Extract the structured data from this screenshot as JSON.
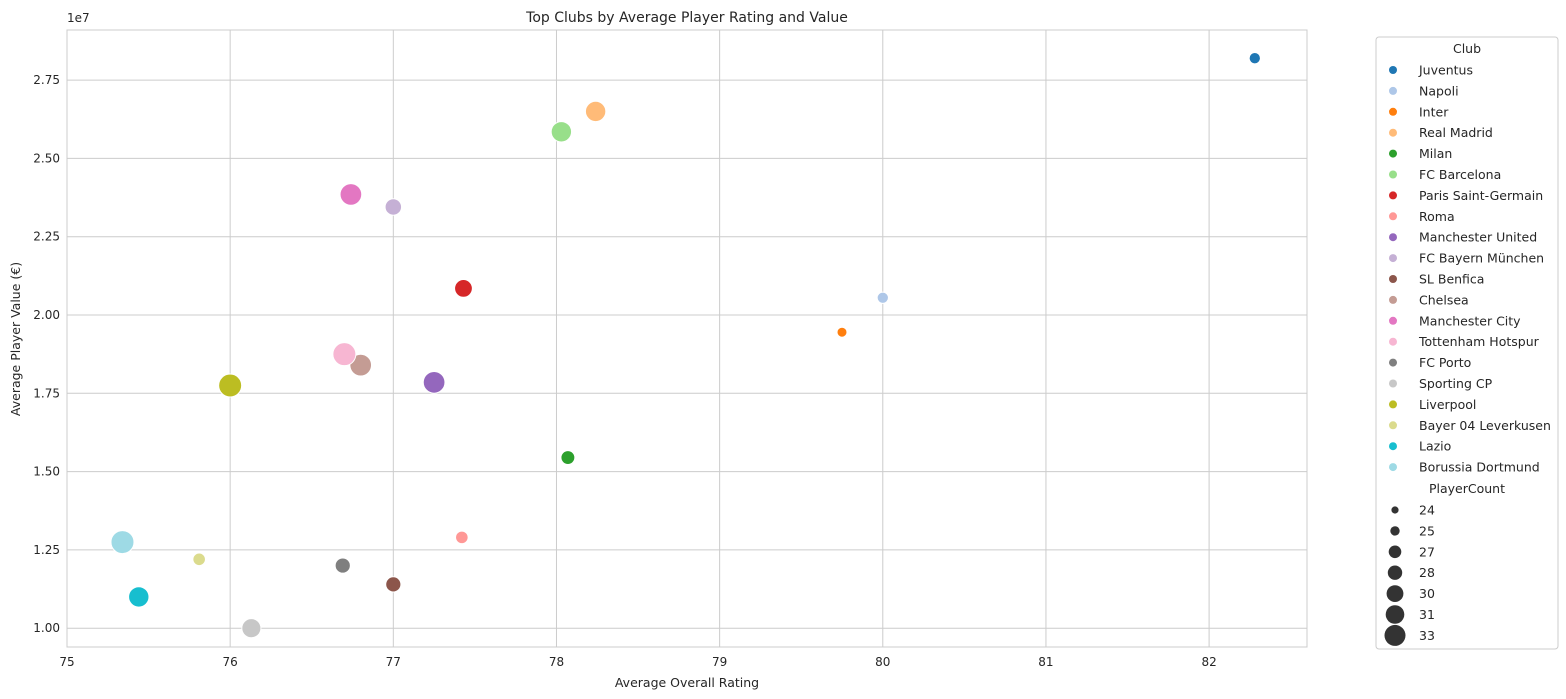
{
  "chart_data": {
    "type": "scatter",
    "title": "Top Clubs by Average Player Rating and Value",
    "xlabel": "Average Overall Rating",
    "ylabel": "Average Player Value (€)",
    "y_offset_label": "1e7",
    "xlim": [
      75.0,
      82.6
    ],
    "ylim": [
      9400000,
      29100000
    ],
    "x_ticks": [
      75,
      76,
      77,
      78,
      79,
      80,
      81,
      82
    ],
    "y_ticks": [
      10000000,
      12500000,
      15000000,
      17500000,
      20000000,
      22500000,
      25000000,
      27500000
    ],
    "y_tick_labels": [
      "1.00",
      "1.25",
      "1.50",
      "1.75",
      "2.00",
      "2.25",
      "2.50",
      "2.75"
    ],
    "grid": true,
    "legend_position": "outside-right",
    "hue_title": "Club",
    "size_title": "PlayerCount",
    "size_legend_values": [
      24,
      25,
      27,
      28,
      30,
      31,
      33
    ],
    "series": [
      {
        "name": "Juventus",
        "color": "#1f77b4",
        "x": 82.28,
        "y": 28200000,
        "size": 24
      },
      {
        "name": "Napoli",
        "color": "#aec7e8",
        "x": 80.0,
        "y": 20550000,
        "size": 24
      },
      {
        "name": "Inter",
        "color": "#ff7f0e",
        "x": 79.75,
        "y": 19450000,
        "size": 23
      },
      {
        "name": "Real Madrid",
        "color": "#ffbb78",
        "x": 78.24,
        "y": 26500000,
        "size": 31
      },
      {
        "name": "Milan",
        "color": "#2ca02c",
        "x": 78.07,
        "y": 15450000,
        "size": 26
      },
      {
        "name": "FC Barcelona",
        "color": "#98df8a",
        "x": 78.03,
        "y": 25850000,
        "size": 31
      },
      {
        "name": "Paris Saint-Germain",
        "color": "#d62728",
        "x": 77.43,
        "y": 20850000,
        "size": 29
      },
      {
        "name": "Roma",
        "color": "#ff9896",
        "x": 77.42,
        "y": 12900000,
        "size": 25
      },
      {
        "name": "Manchester United",
        "color": "#9467bd",
        "x": 77.25,
        "y": 17850000,
        "size": 32
      },
      {
        "name": "FC Bayern München",
        "color": "#c5b0d5",
        "x": 77.0,
        "y": 23450000,
        "size": 28
      },
      {
        "name": "SL Benfica",
        "color": "#8c564b",
        "x": 77.0,
        "y": 11400000,
        "size": 27
      },
      {
        "name": "Chelsea",
        "color": "#c49c94",
        "x": 76.8,
        "y": 18400000,
        "size": 32
      },
      {
        "name": "Manchester City",
        "color": "#e377c2",
        "x": 76.74,
        "y": 23850000,
        "size": 32
      },
      {
        "name": "Tottenham Hotspur",
        "color": "#f7b6d2",
        "x": 76.7,
        "y": 18750000,
        "size": 33
      },
      {
        "name": "FC Porto",
        "color": "#7f7f7f",
        "x": 76.69,
        "y": 12000000,
        "size": 27
      },
      {
        "name": "Sporting CP",
        "color": "#c7c7c7",
        "x": 76.13,
        "y": 10000000,
        "size": 30
      },
      {
        "name": "Liverpool",
        "color": "#bcbd22",
        "x": 76.0,
        "y": 17750000,
        "size": 33
      },
      {
        "name": "Bayer 04 Leverkusen",
        "color": "#dbdb8d",
        "x": 75.81,
        "y": 12200000,
        "size": 25
      },
      {
        "name": "Lazio",
        "color": "#17becf",
        "x": 75.44,
        "y": 11000000,
        "size": 31
      },
      {
        "name": "Borussia Dortmund",
        "color": "#9edae5",
        "x": 75.34,
        "y": 12750000,
        "size": 33
      }
    ]
  }
}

* _What to work on_
Reproduce all of the data exactly, omitting each picture it holds.

* _Final result_
Extract the structured data from this screenshot as JSON.
{
  "chart_data": {
    "type": "scatter",
    "title": "Top Clubs by Average Player Rating and Value",
    "xlabel": "Average Overall Rating",
    "ylabel": "Average Player Value (€)",
    "y_offset_label": "1e7",
    "xlim": [
      75.0,
      82.6
    ],
    "ylim": [
      9400000,
      29100000
    ],
    "x_ticks": [
      75,
      76,
      77,
      78,
      79,
      80,
      81,
      82
    ],
    "y_ticks": [
      10000000,
      12500000,
      15000000,
      17500000,
      20000000,
      22500000,
      25000000,
      27500000
    ],
    "y_tick_labels": [
      "1.00",
      "1.25",
      "1.50",
      "1.75",
      "2.00",
      "2.25",
      "2.50",
      "2.75"
    ],
    "grid": true,
    "legend_position": "outside-right",
    "hue_title": "Club",
    "size_title": "PlayerCount",
    "size_legend_values": [
      24,
      25,
      27,
      28,
      30,
      31,
      33
    ],
    "series": [
      {
        "name": "Juventus",
        "color": "#1f77b4",
        "x": 82.28,
        "y": 28200000,
        "size": 24
      },
      {
        "name": "Napoli",
        "color": "#aec7e8",
        "x": 80.0,
        "y": 20550000,
        "size": 24
      },
      {
        "name": "Inter",
        "color": "#ff7f0e",
        "x": 79.75,
        "y": 19450000,
        "size": 23
      },
      {
        "name": "Real Madrid",
        "color": "#ffbb78",
        "x": 78.24,
        "y": 26500000,
        "size": 31
      },
      {
        "name": "Milan",
        "color": "#2ca02c",
        "x": 78.07,
        "y": 15450000,
        "size": 26
      },
      {
        "name": "FC Barcelona",
        "color": "#98df8a",
        "x": 78.03,
        "y": 25850000,
        "size": 31
      },
      {
        "name": "Paris Saint-Germain",
        "color": "#d62728",
        "x": 77.43,
        "y": 20850000,
        "size": 29
      },
      {
        "name": "Roma",
        "color": "#ff9896",
        "x": 77.42,
        "y": 12900000,
        "size": 25
      },
      {
        "name": "Manchester United",
        "color": "#9467bd",
        "x": 77.25,
        "y": 17850000,
        "size": 32
      },
      {
        "name": "FC Bayern München",
        "color": "#c5b0d5",
        "x": 77.0,
        "y": 23450000,
        "size": 28
      },
      {
        "name": "SL Benfica",
        "color": "#8c564b",
        "x": 77.0,
        "y": 11400000,
        "size": 27
      },
      {
        "name": "Chelsea",
        "color": "#c49c94",
        "x": 76.8,
        "y": 18400000,
        "size": 32
      },
      {
        "name": "Manchester City",
        "color": "#e377c2",
        "x": 76.74,
        "y": 23850000,
        "size": 32
      },
      {
        "name": "Tottenham Hotspur",
        "color": "#f7b6d2",
        "x": 76.7,
        "y": 18750000,
        "size": 33
      },
      {
        "name": "FC Porto",
        "color": "#7f7f7f",
        "x": 76.69,
        "y": 12000000,
        "size": 27
      },
      {
        "name": "Sporting CP",
        "color": "#c7c7c7",
        "x": 76.13,
        "y": 10000000,
        "size": 30
      },
      {
        "name": "Liverpool",
        "color": "#bcbd22",
        "x": 76.0,
        "y": 17750000,
        "size": 33
      },
      {
        "name": "Bayer 04 Leverkusen",
        "color": "#dbdb8d",
        "x": 75.81,
        "y": 12200000,
        "size": 25
      },
      {
        "name": "Lazio",
        "color": "#17becf",
        "x": 75.44,
        "y": 11000000,
        "size": 31
      },
      {
        "name": "Borussia Dortmund",
        "color": "#9edae5",
        "x": 75.34,
        "y": 12750000,
        "size": 33
      }
    ]
  }
}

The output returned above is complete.